[Dataset items]
####################

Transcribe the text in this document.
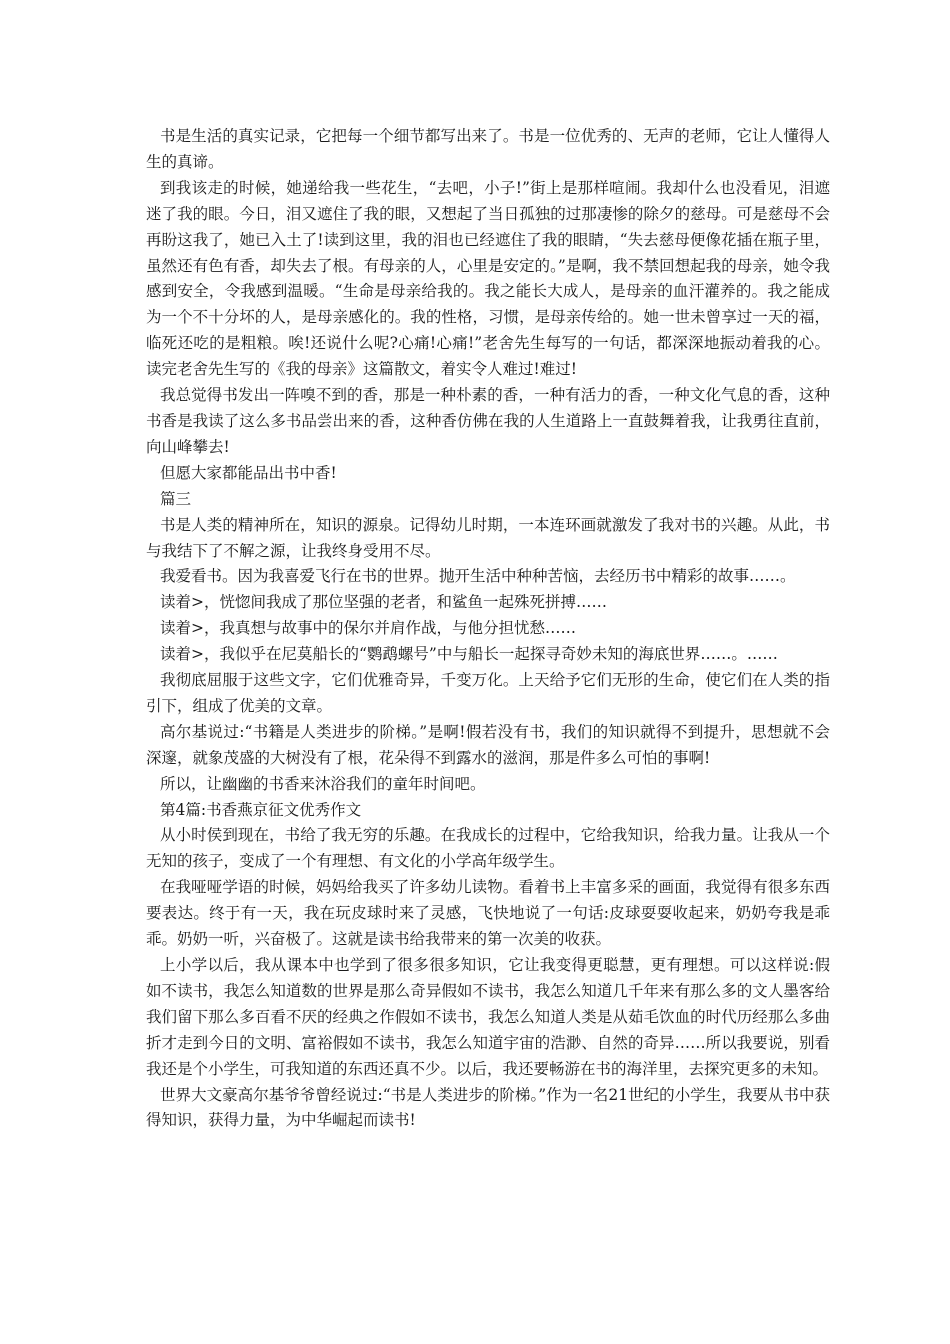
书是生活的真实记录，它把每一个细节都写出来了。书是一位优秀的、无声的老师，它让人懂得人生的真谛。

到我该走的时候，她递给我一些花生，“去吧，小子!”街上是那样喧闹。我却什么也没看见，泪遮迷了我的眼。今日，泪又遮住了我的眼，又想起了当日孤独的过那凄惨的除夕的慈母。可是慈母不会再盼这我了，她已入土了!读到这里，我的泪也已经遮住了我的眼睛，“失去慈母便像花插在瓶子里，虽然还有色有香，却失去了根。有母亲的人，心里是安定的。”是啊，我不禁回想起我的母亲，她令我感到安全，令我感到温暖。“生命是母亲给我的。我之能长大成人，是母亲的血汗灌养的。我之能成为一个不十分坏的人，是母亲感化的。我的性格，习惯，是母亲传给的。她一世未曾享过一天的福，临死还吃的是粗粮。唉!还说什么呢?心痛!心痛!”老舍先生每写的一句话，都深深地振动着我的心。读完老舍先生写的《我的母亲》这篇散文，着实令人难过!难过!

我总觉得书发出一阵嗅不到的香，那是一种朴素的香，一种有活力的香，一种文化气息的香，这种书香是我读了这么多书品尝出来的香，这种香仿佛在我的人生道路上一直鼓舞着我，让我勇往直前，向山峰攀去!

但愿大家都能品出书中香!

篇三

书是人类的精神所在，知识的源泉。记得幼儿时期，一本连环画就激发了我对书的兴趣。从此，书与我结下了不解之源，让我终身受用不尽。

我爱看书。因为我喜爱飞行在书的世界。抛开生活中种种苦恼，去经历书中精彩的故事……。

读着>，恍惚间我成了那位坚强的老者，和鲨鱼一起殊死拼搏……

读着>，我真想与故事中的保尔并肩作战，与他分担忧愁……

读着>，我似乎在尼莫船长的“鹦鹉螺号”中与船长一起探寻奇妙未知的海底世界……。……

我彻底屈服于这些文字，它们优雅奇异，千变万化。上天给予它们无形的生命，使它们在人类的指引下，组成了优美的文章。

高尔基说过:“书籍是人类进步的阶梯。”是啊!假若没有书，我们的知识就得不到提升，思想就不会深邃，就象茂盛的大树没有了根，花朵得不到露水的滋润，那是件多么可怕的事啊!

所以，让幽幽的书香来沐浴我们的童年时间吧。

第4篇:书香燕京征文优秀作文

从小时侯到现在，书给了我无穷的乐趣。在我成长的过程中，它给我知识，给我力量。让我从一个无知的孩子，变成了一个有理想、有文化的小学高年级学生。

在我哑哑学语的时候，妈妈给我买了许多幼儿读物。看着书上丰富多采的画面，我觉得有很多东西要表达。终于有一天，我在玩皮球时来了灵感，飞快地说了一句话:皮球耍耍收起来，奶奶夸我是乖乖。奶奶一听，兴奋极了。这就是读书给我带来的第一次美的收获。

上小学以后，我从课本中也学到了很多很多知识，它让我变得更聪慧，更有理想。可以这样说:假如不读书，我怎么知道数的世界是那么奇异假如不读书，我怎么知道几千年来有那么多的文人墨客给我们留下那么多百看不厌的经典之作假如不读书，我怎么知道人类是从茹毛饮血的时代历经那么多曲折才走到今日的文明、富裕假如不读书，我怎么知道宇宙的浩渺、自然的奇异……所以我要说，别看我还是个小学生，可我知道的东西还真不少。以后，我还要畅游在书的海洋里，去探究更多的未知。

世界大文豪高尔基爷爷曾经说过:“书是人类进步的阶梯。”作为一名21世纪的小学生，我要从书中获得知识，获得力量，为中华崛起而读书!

####################

Will you set down the records word for word while leaving out every picture?

Transcribe the text in this document.
书是生活的真实记录，它把每一个细节都写出来了。书是一位优秀的、无声的老师，它让人懂得人生的真谛。

到我该走的时候，她递给我一些花生，“去吧，小子!”街上是那样喧闹。我却什么也没看见，泪遮迷了我的眼。今日，泪又遮住了我的眼，又想起了当日孤独的过那凄惨的除夕的慈母。可是慈母不会再盼这我了，她已入土了!读到这里，我的泪也已经遮住了我的眼睛，“失去慈母便像花插在瓶子里，虽然还有色有香，却失去了根。有母亲的人，心里是安定的。”是啊，我不禁回想起我的母亲，她令我感到安全，令我感到温暖。“生命是母亲给我的。我之能长大成人，是母亲的血汗灌养的。我之能成为一个不十分坏的人，是母亲感化的。我的性格，习惯，是母亲传给的。她一世未曾享过一天的福，临死还吃的是粗粮。唉!还说什么呢?心痛!心痛!”老舍先生每写的一句话，都深深地振动着我的心。读完老舍先生写的《我的母亲》这篇散文，着实令人难过!难过!

我总觉得书发出一阵嗅不到的香，那是一种朴素的香，一种有活力的香，一种文化气息的香，这种书香是我读了这么多书品尝出来的香，这种香仿佛在我的人生道路上一直鼓舞着我，让我勇往直前，向山峰攀去!

但愿大家都能品出书中香!

篇三

书是人类的精神所在，知识的源泉。记得幼儿时期，一本连环画就激发了我对书的兴趣。从此，书与我结下了不解之源，让我终身受用不尽。

我爱看书。因为我喜爱飞行在书的世界。抛开生活中种种苦恼，去经历书中精彩的故事……。

读着>，恍惚间我成了那位坚强的老者，和鲨鱼一起殊死拼搏……

读着>，我真想与故事中的保尔并肩作战，与他分担忧愁……

读着>，我似乎在尼莫船长的“鹦鹉螺号”中与船长一起探寻奇妙未知的海底世界……。……

我彻底屈服于这些文字，它们优雅奇异，千变万化。上天给予它们无形的生命，使它们在人类的指引下，组成了优美的文章。

高尔基说过:“书籍是人类进步的阶梯。”是啊!假若没有书，我们的知识就得不到提升，思想就不会深邃，就象茂盛的大树没有了根，花朵得不到露水的滋润，那是件多么可怕的事啊!

所以，让幽幽的书香来沐浴我们的童年时间吧。

第4篇:书香燕京征文优秀作文

从小时侯到现在，书给了我无穷的乐趣。在我成长的过程中，它给我知识，给我力量。让我从一个无知的孩子，变成了一个有理想、有文化的小学高年级学生。

在我哑哑学语的时候，妈妈给我买了许多幼儿读物。看着书上丰富多采的画面，我觉得有很多东西要表达。终于有一天，我在玩皮球时来了灵感，飞快地说了一句话:皮球耍耍收起来，奶奶夸我是乖乖。奶奶一听，兴奋极了。这就是读书给我带来的第一次美的收获。

上小学以后，我从课本中也学到了很多很多知识，它让我变得更聪慧，更有理想。可以这样说:假如不读书，我怎么知道数的世界是那么奇异假如不读书，我怎么知道几千年来有那么多的文人墨客给我们留下那么多百看不厌的经典之作假如不读书，我怎么知道人类是从茹毛饮血的时代历经那么多曲折才走到今日的文明、富裕假如不读书，我怎么知道宇宙的浩渺、自然的奇异……所以我要说，别看我还是个小学生，可我知道的东西还真不少。以后，我还要畅游在书的海洋里，去探究更多的未知。

世界大文豪高尔基爷爷曾经说过:“书是人类进步的阶梯。”作为一名21世纪的小学生，我要从书中获得知识，获得力量，为中华崛起而读书!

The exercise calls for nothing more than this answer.